▶ What you should do
Express every line of the records below as a Markdown table with the columns Row and Line, numbering the rows in order and leaving out blank lines.

[Start of Extracted entries]

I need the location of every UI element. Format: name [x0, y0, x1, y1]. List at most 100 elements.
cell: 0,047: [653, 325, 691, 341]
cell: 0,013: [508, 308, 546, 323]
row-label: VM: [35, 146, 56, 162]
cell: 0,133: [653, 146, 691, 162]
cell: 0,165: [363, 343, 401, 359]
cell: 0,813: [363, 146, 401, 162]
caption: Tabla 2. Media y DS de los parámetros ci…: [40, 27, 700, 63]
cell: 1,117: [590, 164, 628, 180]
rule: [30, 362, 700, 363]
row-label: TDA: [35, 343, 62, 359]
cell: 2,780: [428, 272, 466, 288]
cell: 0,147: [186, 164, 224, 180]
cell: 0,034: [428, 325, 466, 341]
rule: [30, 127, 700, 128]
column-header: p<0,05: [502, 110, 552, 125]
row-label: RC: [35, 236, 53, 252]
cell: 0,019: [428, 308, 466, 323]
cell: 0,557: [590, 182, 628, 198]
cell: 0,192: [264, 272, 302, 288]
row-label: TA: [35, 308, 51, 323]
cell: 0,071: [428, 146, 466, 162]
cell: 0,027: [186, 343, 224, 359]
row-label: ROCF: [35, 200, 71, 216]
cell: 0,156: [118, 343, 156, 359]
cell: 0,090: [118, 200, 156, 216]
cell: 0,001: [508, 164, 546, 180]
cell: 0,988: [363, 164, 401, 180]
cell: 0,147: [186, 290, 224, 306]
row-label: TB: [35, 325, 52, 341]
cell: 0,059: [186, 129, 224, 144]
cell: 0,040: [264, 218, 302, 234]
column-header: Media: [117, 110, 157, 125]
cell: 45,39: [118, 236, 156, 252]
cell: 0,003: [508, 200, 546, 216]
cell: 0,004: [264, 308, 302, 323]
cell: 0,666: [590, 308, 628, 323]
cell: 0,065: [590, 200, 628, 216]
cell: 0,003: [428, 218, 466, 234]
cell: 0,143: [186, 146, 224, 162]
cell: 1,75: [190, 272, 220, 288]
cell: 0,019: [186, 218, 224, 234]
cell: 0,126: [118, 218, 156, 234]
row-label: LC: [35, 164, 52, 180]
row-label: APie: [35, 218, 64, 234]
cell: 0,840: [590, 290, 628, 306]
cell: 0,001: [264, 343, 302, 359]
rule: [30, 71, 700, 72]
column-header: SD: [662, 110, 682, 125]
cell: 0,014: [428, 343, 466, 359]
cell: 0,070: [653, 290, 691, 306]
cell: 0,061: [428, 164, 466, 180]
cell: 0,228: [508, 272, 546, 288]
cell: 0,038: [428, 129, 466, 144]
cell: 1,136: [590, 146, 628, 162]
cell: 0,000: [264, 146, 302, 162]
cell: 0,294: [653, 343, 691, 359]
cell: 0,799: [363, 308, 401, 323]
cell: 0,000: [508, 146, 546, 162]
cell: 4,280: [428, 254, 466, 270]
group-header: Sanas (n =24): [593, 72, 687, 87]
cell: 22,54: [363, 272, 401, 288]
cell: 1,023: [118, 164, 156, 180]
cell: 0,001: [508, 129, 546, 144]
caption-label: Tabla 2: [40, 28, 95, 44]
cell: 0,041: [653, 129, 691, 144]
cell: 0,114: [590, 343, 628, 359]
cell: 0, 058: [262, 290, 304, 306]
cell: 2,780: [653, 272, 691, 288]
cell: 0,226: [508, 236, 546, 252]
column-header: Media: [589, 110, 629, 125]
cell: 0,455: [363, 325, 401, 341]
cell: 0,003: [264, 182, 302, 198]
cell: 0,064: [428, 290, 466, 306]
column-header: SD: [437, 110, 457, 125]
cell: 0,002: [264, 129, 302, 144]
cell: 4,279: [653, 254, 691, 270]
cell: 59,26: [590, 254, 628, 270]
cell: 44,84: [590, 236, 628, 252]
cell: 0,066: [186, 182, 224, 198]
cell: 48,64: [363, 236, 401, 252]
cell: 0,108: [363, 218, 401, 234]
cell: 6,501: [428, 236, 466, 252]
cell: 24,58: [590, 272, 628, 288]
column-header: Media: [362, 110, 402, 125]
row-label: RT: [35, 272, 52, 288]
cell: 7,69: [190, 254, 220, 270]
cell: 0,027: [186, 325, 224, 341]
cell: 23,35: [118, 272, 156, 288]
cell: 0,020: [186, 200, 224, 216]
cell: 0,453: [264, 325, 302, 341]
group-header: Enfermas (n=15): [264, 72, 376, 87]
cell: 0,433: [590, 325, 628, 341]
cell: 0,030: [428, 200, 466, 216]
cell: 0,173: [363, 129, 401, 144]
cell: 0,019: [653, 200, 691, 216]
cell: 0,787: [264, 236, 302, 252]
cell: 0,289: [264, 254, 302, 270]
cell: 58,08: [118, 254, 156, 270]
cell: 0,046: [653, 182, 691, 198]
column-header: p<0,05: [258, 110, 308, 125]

[End of Extracted entries]

▶ Complete answer
| Row | Line |
|---|---|
| 1 | I need the location of every UI element. Format: name [x0, y0, x1, y1]. List at most 100 elements. |
| 2 | cell: 0,047: [653, 325, 691, 341] |
| 3 | cell: 0,013: [508, 308, 546, 323] |
| 4 | row-label: VM: [35, 146, 56, 162] |
| 5 | cell: 0,133: [653, 146, 691, 162] |
| 6 | cell: 0,165: [363, 343, 401, 359] |
| 7 | cell: 0,813: [363, 146, 401, 162] |
| 8 | caption: Tabla 2. Media y DS de los parámetros ci…: [40, 27, 700, 63] |
| 9 | cell: 1,117: [590, 164, 628, 180] |
| 10 | rule: [30, 362, 700, 363] |
| 11 | row-label: TDA: [35, 343, 62, 359] |
| 12 | cell: 2,780: [428, 272, 466, 288] |
| 13 | cell: 0,147: [186, 164, 224, 180] |
| 14 | cell: 0,034: [428, 325, 466, 341] |
| 15 | rule: [30, 127, 700, 128] |
| 16 | column-header: p<0,05: [502, 110, 552, 125] |
| 17 | row-label: RC: [35, 236, 53, 252] |
| 18 | cell: 0,019: [428, 308, 466, 323] |
| 19 | cell: 0,557: [590, 182, 628, 198] |
| 20 | cell: 0,192: [264, 272, 302, 288] |
| 21 | row-label: TA: [35, 308, 51, 323] |
| 22 | cell: 0,071: [428, 146, 466, 162] |
| 23 | cell: 0,027: [186, 343, 224, 359] |
| 24 | row-label: ROCF: [35, 200, 71, 216] |
| 25 | cell: 0,156: [118, 343, 156, 359] |
| 26 | cell: 0,090: [118, 200, 156, 216] |
| 27 | cell: 0,001: [508, 164, 546, 180] |
| 28 | cell: 0,988: [363, 164, 401, 180] |
| 29 | cell: 0,147: [186, 290, 224, 306] |
| 30 | row-label: TB: [35, 325, 52, 341] |
| 31 | cell: 0,059: [186, 129, 224, 144] |
| 32 | cell: 0,040: [264, 218, 302, 234] |
| 33 | column-header: Media: [117, 110, 157, 125] |
| 34 | cell: 45,39: [118, 236, 156, 252] |
| 35 | cell: 0,003: [508, 200, 546, 216] |
| 36 | cell: 0,004: [264, 308, 302, 323] |
| 37 | cell: 0,666: [590, 308, 628, 323] |
| 38 | cell: 0,065: [590, 200, 628, 216] |
| 39 | cell: 0,003: [428, 218, 466, 234] |
| 40 | cell: 0,143: [186, 146, 224, 162] |
| 41 | cell: 1,75: [190, 272, 220, 288] |
| 42 | cell: 0,019: [186, 218, 224, 234] |
| 43 | cell: 0,126: [118, 218, 156, 234] |
| 44 | row-label: LC: [35, 164, 52, 180] |
| 45 | row-label: APie: [35, 218, 64, 234] |
| 46 | cell: 0,840: [590, 290, 628, 306] |
| 47 | cell: 0,001: [264, 343, 302, 359] |
| 48 | rule: [30, 71, 700, 72] |
| 49 | column-header: SD: [662, 110, 682, 125] |
| 50 | cell: 0,014: [428, 343, 466, 359] |
| 51 | cell: 0,070: [653, 290, 691, 306] |
| 52 | cell: 0,061: [428, 164, 466, 180] |
| 53 | cell: 0,228: [508, 272, 546, 288] |
| 54 | cell: 0,038: [428, 129, 466, 144] |
| 55 | cell: 1,136: [590, 146, 628, 162] |
| 56 | cell: 0,000: [264, 146, 302, 162] |
| 57 | cell: 0,294: [653, 343, 691, 359] |
| 58 | cell: 0,799: [363, 308, 401, 323] |
| 59 | cell: 0,000: [508, 146, 546, 162] |
| 60 | cell: 4,280: [428, 254, 466, 270] |
| 61 | group-header: Sanas (n =24): [593, 72, 687, 87] |
| 62 | cell: 22,54: [363, 272, 401, 288] |
| 63 | cell: 1,023: [118, 164, 156, 180] |
| 64 | cell: 0,001: [508, 129, 546, 144] |
| 65 | caption-label: Tabla 2: [40, 28, 95, 44] |
| 66 | cell: 0,041: [653, 129, 691, 144] |
| 67 | cell: 0,114: [590, 343, 628, 359] |
| 68 | cell: 0, 058: [262, 290, 304, 306] |
| 69 | cell: 2,780: [653, 272, 691, 288] |
| 70 | cell: 0,226: [508, 236, 546, 252] |
| 71 | column-header: Media: [589, 110, 629, 125] |
| 72 | cell: 0,455: [363, 325, 401, 341] |
| 73 | cell: 0,003: [264, 182, 302, 198] |
| 74 | cell: 0,064: [428, 290, 466, 306] |
| 75 | column-header: SD: [437, 110, 457, 125] |
| 76 | cell: 0,002: [264, 129, 302, 144] |
| 77 | cell: 4,279: [653, 254, 691, 270] |
| 78 | cell: 59,26: [590, 254, 628, 270] |
| 79 | cell: 44,84: [590, 236, 628, 252] |
| 80 | cell: 0,066: [186, 182, 224, 198] |
| 81 | cell: 48,64: [363, 236, 401, 252] |
| 82 | cell: 0,108: [363, 218, 401, 234] |
| 83 | cell: 6,501: [428, 236, 466, 252] |
| 84 | cell: 24,58: [590, 272, 628, 288] |
| 85 | column-header: Media: [362, 110, 402, 125] |
| 86 | row-label: RT: [35, 272, 52, 288] |
| 87 | cell: 7,69: [190, 254, 220, 270] |
| 88 | cell: 0,027: [186, 325, 224, 341] |
| 89 | cell: 23,35: [118, 272, 156, 288] |
| 90 | cell: 0,020: [186, 200, 224, 216] |
| 91 | cell: 0,453: [264, 325, 302, 341] |
| 92 | group-header: Enfermas (n=15): [264, 72, 376, 87] |
| 93 | cell: 0,433: [590, 325, 628, 341] |
| 94 | cell: 0,030: [428, 200, 466, 216] |
| 95 | cell: 0,173: [363, 129, 401, 144] |
| 96 | cell: 0,019: [653, 200, 691, 216] |
| 97 | cell: 0,787: [264, 236, 302, 252] |
| 98 | cell: 0,289: [264, 254, 302, 270] |
| 99 | cell: 58,08: [118, 254, 156, 270] |
| 100 | cell: 0,046: [653, 182, 691, 198] |
| 101 | column-header: p<0,05: [258, 110, 308, 125] |